> [PROVIDED ENTRIES]:

--- BEGIN ---

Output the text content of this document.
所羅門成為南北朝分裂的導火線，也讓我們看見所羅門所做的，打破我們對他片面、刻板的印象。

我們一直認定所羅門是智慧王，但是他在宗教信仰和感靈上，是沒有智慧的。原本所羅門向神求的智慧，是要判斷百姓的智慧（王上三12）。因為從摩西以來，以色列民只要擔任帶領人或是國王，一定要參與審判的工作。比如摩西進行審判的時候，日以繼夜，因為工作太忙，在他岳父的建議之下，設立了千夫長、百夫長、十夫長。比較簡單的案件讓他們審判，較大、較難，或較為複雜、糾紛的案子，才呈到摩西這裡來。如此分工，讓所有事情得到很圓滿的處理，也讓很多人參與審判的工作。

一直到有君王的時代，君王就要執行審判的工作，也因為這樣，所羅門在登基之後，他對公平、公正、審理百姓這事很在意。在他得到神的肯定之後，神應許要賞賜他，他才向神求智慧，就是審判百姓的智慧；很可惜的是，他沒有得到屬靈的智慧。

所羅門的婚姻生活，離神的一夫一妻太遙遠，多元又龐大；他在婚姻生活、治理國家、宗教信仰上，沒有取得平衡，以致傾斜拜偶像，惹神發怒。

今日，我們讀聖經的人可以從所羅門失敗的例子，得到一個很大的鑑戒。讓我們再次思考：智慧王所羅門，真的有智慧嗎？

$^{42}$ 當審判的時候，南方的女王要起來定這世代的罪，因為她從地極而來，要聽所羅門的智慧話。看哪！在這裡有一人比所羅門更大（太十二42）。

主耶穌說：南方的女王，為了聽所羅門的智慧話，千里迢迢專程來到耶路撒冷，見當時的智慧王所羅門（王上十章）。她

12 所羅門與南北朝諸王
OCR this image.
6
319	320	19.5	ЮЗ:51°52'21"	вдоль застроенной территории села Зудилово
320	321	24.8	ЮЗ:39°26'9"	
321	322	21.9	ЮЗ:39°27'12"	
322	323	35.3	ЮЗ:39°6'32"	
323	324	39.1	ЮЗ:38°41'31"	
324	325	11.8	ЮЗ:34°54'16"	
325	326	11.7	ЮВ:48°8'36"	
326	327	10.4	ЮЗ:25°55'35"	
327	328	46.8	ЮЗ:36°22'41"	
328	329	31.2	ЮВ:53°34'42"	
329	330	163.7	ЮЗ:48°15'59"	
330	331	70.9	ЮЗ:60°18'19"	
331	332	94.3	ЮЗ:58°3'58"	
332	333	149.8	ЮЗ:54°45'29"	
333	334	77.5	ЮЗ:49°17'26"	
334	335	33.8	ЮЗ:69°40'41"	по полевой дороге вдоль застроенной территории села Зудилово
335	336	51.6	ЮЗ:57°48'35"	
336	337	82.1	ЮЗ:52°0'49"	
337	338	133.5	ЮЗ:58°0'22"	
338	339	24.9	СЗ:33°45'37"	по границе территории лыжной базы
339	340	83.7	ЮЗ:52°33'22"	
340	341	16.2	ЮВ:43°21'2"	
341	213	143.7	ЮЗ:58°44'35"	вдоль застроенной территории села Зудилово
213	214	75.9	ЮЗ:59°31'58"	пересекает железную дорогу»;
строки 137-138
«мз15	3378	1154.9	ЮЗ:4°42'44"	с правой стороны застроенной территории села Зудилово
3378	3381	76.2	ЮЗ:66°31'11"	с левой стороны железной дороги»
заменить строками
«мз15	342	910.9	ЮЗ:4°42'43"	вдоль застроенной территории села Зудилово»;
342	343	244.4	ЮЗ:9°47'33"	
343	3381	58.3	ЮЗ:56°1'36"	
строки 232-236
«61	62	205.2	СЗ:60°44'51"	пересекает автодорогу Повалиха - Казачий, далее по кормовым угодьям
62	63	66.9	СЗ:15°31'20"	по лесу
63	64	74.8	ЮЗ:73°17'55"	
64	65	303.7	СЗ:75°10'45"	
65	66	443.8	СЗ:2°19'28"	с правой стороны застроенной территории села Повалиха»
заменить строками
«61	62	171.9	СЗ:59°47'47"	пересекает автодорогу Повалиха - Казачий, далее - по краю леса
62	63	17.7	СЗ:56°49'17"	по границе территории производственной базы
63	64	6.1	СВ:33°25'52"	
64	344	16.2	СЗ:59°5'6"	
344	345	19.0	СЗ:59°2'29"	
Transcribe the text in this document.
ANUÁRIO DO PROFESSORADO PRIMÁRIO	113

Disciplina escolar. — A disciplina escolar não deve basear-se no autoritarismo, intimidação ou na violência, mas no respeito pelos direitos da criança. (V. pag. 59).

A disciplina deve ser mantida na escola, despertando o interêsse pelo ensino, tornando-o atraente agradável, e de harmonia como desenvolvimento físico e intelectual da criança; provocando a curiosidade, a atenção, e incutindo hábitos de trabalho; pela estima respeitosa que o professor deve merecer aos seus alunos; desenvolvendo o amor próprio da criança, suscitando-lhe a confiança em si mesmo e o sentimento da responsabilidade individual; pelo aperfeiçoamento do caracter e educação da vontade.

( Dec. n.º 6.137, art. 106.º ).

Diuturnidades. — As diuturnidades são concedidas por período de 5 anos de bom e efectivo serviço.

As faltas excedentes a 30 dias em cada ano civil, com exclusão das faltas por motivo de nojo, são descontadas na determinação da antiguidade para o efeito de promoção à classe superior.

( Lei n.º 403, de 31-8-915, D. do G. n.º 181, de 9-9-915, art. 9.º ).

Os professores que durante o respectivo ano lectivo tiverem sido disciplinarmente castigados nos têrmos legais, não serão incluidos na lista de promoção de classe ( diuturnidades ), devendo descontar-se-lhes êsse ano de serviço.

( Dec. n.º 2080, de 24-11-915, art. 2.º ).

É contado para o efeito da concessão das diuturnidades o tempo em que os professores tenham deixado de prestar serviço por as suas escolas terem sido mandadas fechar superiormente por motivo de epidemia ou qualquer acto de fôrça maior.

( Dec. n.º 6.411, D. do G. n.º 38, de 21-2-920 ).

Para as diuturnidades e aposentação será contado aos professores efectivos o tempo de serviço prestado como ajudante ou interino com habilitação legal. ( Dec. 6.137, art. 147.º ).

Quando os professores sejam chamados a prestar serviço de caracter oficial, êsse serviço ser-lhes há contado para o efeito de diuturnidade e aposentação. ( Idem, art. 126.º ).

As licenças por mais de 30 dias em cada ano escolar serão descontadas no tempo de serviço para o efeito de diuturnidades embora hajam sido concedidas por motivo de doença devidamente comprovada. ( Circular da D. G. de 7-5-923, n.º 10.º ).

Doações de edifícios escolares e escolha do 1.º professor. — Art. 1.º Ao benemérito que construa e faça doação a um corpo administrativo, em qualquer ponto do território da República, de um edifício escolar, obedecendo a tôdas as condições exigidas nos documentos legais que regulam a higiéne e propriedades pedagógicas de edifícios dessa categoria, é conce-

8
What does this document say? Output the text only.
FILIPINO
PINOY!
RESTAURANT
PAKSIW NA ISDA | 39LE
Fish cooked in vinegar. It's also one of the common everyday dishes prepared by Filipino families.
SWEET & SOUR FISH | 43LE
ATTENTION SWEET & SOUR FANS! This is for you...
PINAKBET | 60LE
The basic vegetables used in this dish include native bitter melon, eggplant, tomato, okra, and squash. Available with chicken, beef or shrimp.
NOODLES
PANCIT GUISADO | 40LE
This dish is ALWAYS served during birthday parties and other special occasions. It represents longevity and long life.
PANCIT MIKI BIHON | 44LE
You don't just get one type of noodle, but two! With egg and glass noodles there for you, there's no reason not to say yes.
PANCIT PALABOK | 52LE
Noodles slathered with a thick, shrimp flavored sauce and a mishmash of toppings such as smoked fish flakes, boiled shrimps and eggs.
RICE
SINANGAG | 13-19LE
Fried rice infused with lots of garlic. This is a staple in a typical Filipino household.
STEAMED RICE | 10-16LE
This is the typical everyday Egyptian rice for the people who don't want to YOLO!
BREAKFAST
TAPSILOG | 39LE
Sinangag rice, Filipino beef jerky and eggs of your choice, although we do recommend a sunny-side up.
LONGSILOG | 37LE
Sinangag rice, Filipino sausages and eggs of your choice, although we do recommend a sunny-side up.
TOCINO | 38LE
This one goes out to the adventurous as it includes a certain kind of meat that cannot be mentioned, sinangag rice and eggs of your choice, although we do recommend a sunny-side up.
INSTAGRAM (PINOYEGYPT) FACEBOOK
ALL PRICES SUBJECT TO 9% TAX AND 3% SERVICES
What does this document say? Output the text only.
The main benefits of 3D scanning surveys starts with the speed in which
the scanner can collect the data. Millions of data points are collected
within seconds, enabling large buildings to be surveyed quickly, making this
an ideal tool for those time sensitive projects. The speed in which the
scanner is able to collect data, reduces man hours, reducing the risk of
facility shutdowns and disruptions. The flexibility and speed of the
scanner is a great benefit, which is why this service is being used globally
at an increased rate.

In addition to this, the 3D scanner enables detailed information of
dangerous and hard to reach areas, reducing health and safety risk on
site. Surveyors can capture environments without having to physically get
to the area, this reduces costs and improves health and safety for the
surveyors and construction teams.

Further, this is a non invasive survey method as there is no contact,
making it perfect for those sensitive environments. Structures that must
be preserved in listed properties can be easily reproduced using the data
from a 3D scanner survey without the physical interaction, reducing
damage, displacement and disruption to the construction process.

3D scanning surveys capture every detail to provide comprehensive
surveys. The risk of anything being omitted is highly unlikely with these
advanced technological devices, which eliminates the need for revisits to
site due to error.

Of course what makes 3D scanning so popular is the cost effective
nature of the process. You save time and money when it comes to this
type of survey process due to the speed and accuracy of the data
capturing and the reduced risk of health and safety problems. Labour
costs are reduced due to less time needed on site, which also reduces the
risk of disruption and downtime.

--- END ---

> [WHAT IS BEING ASKED]: Each line that has the word "side" should be copied.

> [RESPONSE TO THE EXERCISE]:
Sinangag rice, Filipino beef jerky and eggs of your choice, although we do recommend a sunny-side up.
Sinangag rice, Filipino sausages and eggs of your choice, although we do recommend a sunny-side up.
This one goes out to the adventurous as it includes a certain kind of meat that cannot be mentioned, sinangag rice and eggs of your choice, although we do recommend a sunny-side up.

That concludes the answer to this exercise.